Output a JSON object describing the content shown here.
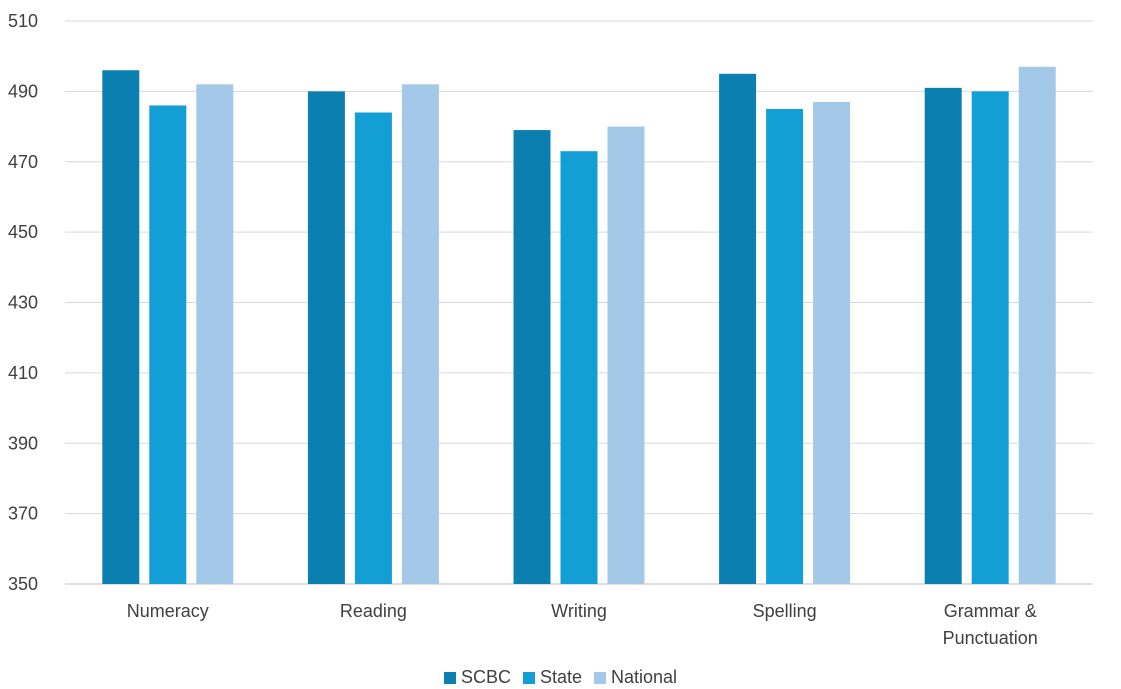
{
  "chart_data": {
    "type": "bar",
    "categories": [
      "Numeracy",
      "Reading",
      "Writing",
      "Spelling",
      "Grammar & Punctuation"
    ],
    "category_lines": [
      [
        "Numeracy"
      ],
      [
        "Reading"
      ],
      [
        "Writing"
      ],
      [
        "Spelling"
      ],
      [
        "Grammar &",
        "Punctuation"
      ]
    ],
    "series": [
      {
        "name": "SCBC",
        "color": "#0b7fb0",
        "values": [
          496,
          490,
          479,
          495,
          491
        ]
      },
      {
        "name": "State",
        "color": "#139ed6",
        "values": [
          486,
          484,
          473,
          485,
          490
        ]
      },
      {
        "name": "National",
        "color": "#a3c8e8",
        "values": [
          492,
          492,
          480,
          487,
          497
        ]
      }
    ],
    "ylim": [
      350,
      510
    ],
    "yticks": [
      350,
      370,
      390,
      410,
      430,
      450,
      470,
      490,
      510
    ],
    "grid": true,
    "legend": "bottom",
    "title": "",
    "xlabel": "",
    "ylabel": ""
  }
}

Given problem: Copy every record above exactly as written, but leave out the pictures.

Response to the exercise:
Output a JSON object describing the content shown here.
{
  "chart_data": {
    "type": "bar",
    "categories": [
      "Numeracy",
      "Reading",
      "Writing",
      "Spelling",
      "Grammar & Punctuation"
    ],
    "category_lines": [
      [
        "Numeracy"
      ],
      [
        "Reading"
      ],
      [
        "Writing"
      ],
      [
        "Spelling"
      ],
      [
        "Grammar &",
        "Punctuation"
      ]
    ],
    "series": [
      {
        "name": "SCBC",
        "color": "#0b7fb0",
        "values": [
          496,
          490,
          479,
          495,
          491
        ]
      },
      {
        "name": "State",
        "color": "#139ed6",
        "values": [
          486,
          484,
          473,
          485,
          490
        ]
      },
      {
        "name": "National",
        "color": "#a3c8e8",
        "values": [
          492,
          492,
          480,
          487,
          497
        ]
      }
    ],
    "ylim": [
      350,
      510
    ],
    "yticks": [
      350,
      370,
      390,
      410,
      430,
      450,
      470,
      490,
      510
    ],
    "grid": true,
    "legend": "bottom",
    "title": "",
    "xlabel": "",
    "ylabel": ""
  }
}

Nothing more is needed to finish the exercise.